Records
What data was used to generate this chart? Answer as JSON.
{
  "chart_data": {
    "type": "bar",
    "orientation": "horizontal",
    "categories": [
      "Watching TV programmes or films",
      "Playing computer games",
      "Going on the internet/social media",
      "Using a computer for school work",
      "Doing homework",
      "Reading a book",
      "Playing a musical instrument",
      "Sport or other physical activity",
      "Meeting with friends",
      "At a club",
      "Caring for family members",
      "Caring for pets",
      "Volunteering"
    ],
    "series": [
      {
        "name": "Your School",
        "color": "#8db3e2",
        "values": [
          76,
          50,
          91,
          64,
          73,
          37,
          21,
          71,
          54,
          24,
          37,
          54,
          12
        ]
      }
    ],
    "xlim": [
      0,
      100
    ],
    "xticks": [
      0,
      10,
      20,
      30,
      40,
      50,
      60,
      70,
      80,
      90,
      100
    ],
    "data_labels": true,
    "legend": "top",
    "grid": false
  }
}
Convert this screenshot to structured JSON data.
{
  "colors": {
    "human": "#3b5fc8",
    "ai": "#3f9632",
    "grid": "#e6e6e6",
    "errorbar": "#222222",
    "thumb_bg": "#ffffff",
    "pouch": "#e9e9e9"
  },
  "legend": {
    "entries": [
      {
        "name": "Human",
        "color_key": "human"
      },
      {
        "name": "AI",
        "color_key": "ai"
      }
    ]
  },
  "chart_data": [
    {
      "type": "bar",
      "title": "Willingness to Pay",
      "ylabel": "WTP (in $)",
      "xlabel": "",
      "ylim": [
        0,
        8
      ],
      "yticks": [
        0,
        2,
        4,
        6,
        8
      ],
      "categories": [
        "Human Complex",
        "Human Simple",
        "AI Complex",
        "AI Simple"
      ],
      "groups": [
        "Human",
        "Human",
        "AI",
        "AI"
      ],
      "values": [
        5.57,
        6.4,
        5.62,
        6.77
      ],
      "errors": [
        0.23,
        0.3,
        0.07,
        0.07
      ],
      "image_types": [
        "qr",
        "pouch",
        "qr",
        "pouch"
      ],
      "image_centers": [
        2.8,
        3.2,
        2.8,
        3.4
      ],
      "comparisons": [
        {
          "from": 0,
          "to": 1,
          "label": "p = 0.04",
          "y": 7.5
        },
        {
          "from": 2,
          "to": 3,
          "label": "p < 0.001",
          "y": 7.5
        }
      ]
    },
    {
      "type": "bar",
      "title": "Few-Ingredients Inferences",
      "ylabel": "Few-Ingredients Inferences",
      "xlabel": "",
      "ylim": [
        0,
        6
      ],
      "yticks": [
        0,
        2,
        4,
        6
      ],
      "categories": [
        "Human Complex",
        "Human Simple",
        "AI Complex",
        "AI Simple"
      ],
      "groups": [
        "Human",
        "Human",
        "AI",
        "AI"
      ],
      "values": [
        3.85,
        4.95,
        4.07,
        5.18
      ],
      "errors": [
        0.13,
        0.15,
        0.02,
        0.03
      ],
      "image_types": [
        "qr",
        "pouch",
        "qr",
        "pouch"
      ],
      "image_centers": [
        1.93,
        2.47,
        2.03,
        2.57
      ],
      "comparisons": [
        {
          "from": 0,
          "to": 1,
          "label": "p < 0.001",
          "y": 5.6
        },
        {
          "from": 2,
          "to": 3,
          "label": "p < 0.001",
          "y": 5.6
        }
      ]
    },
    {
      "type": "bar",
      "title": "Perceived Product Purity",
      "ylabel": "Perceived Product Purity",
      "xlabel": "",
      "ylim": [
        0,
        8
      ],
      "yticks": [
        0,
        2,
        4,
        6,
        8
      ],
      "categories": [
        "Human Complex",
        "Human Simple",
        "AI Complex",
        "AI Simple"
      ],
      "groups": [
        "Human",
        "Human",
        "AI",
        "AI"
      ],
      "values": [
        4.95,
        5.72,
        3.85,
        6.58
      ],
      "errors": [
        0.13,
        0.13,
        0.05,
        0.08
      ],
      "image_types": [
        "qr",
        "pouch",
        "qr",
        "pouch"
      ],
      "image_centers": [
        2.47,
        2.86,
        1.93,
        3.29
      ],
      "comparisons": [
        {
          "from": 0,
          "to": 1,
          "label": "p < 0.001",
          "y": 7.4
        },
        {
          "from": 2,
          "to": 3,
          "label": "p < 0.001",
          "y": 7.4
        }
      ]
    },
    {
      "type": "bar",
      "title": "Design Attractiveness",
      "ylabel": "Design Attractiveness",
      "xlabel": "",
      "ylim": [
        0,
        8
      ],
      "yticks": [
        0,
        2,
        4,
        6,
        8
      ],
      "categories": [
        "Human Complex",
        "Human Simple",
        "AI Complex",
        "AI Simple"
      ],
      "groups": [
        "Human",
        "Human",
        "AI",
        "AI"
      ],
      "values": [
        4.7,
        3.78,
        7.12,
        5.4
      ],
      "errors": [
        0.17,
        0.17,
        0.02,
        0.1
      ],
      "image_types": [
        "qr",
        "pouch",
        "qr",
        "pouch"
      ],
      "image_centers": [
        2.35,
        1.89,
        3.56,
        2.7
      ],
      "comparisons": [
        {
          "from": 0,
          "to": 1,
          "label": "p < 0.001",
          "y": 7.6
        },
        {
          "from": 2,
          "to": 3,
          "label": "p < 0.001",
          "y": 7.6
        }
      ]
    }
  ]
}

**Exercise prompt**: Exactly as written above, please repeat the entries.

**Complete output**:
What data was used to generate this chart? Answer as JSON.
{
  "chart_data": {
    "type": "bar",
    "orientation": "horizontal",
    "categories": [
      "Watching TV programmes or films",
      "Playing computer games",
      "Going on the internet/social media",
      "Using a computer for school work",
      "Doing homework",
      "Reading a book",
      "Playing a musical instrument",
      "Sport or other physical activity",
      "Meeting with friends",
      "At a club",
      "Caring for family members",
      "Caring for pets",
      "Volunteering"
    ],
    "series": [
      {
        "name": "Your School",
        "color": "#8db3e2",
        "values": [
          76,
          50,
          91,
          64,
          73,
          37,
          21,
          71,
          54,
          24,
          37,
          54,
          12
        ]
      }
    ],
    "xlim": [
      0,
      100
    ],
    "xticks": [
      0,
      10,
      20,
      30,
      40,
      50,
      60,
      70,
      80,
      90,
      100
    ],
    "data_labels": true,
    "legend": "top",
    "grid": false
  }
}
Convert this screenshot to structured JSON data.
{
  "colors": {
    "human": "#3b5fc8",
    "ai": "#3f9632",
    "grid": "#e6e6e6",
    "errorbar": "#222222",
    "thumb_bg": "#ffffff",
    "pouch": "#e9e9e9"
  },
  "legend": {
    "entries": [
      {
        "name": "Human",
        "color_key": "human"
      },
      {
        "name": "AI",
        "color_key": "ai"
      }
    ]
  },
  "chart_data": [
    {
      "type": "bar",
      "title": "Willingness to Pay",
      "ylabel": "WTP (in $)",
      "xlabel": "",
      "ylim": [
        0,
        8
      ],
      "yticks": [
        0,
        2,
        4,
        6,
        8
      ],
      "categories": [
        "Human Complex",
        "Human Simple",
        "AI Complex",
        "AI Simple"
      ],
      "groups": [
        "Human",
        "Human",
        "AI",
        "AI"
      ],
      "values": [
        5.57,
        6.4,
        5.62,
        6.77
      ],
      "errors": [
        0.23,
        0.3,
        0.07,
        0.07
      ],
      "image_types": [
        "qr",
        "pouch",
        "qr",
        "pouch"
      ],
      "image_centers": [
        2.8,
        3.2,
        2.8,
        3.4
      ],
      "comparisons": [
        {
          "from": 0,
          "to": 1,
          "label": "p = 0.04",
          "y": 7.5
        },
        {
          "from": 2,
          "to": 3,
          "label": "p < 0.001",
          "y": 7.5
        }
      ]
    },
    {
      "type": "bar",
      "title": "Few-Ingredients Inferences",
      "ylabel": "Few-Ingredients Inferences",
      "xlabel": "",
      "ylim": [
        0,
        6
      ],
      "yticks": [
        0,
        2,
        4,
        6
      ],
      "categories": [
        "Human Complex",
        "Human Simple",
        "AI Complex",
        "AI Simple"
      ],
      "groups": [
        "Human",
        "Human",
        "AI",
        "AI"
      ],
      "values": [
        3.85,
        4.95,
        4.07,
        5.18
      ],
      "errors": [
        0.13,
        0.15,
        0.02,
        0.03
      ],
      "image_types": [
        "qr",
        "pouch",
        "qr",
        "pouch"
      ],
      "image_centers": [
        1.93,
        2.47,
        2.03,
        2.57
      ],
      "comparisons": [
        {
          "from": 0,
          "to": 1,
          "label": "p < 0.001",
          "y": 5.6
        },
        {
          "from": 2,
          "to": 3,
          "label": "p < 0.001",
          "y": 5.6
        }
      ]
    },
    {
      "type": "bar",
      "title": "Perceived Product Purity",
      "ylabel": "Perceived Product Purity",
      "xlabel": "",
      "ylim": [
        0,
        8
      ],
      "yticks": [
        0,
        2,
        4,
        6,
        8
      ],
      "categories": [
        "Human Complex",
        "Human Simple",
        "AI Complex",
        "AI Simple"
      ],
      "groups": [
        "Human",
        "Human",
        "AI",
        "AI"
      ],
      "values": [
        4.95,
        5.72,
        3.85,
        6.58
      ],
      "errors": [
        0.13,
        0.13,
        0.05,
        0.08
      ],
      "image_types": [
        "qr",
        "pouch",
        "qr",
        "pouch"
      ],
      "image_centers": [
        2.47,
        2.86,
        1.93,
        3.29
      ],
      "comparisons": [
        {
          "from": 0,
          "to": 1,
          "label": "p < 0.001",
          "y": 7.4
        },
        {
          "from": 2,
          "to": 3,
          "label": "p < 0.001",
          "y": 7.4
        }
      ]
    },
    {
      "type": "bar",
      "title": "Design Attractiveness",
      "ylabel": "Design Attractiveness",
      "xlabel": "",
      "ylim": [
        0,
        8
      ],
      "yticks": [
        0,
        2,
        4,
        6,
        8
      ],
      "categories": [
        "Human Complex",
        "Human Simple",
        "AI Complex",
        "AI Simple"
      ],
      "groups": [
        "Human",
        "Human",
        "AI",
        "AI"
      ],
      "values": [
        4.7,
        3.78,
        7.12,
        5.4
      ],
      "errors": [
        0.17,
        0.17,
        0.02,
        0.1
      ],
      "image_types": [
        "qr",
        "pouch",
        "qr",
        "pouch"
      ],
      "image_centers": [
        2.35,
        1.89,
        3.56,
        2.7
      ],
      "comparisons": [
        {
          "from": 0,
          "to": 1,
          "label": "p < 0.001",
          "y": 7.6
        },
        {
          "from": 2,
          "to": 3,
          "label": "p < 0.001",
          "y": 7.6
        }
      ]
    }
  ]
}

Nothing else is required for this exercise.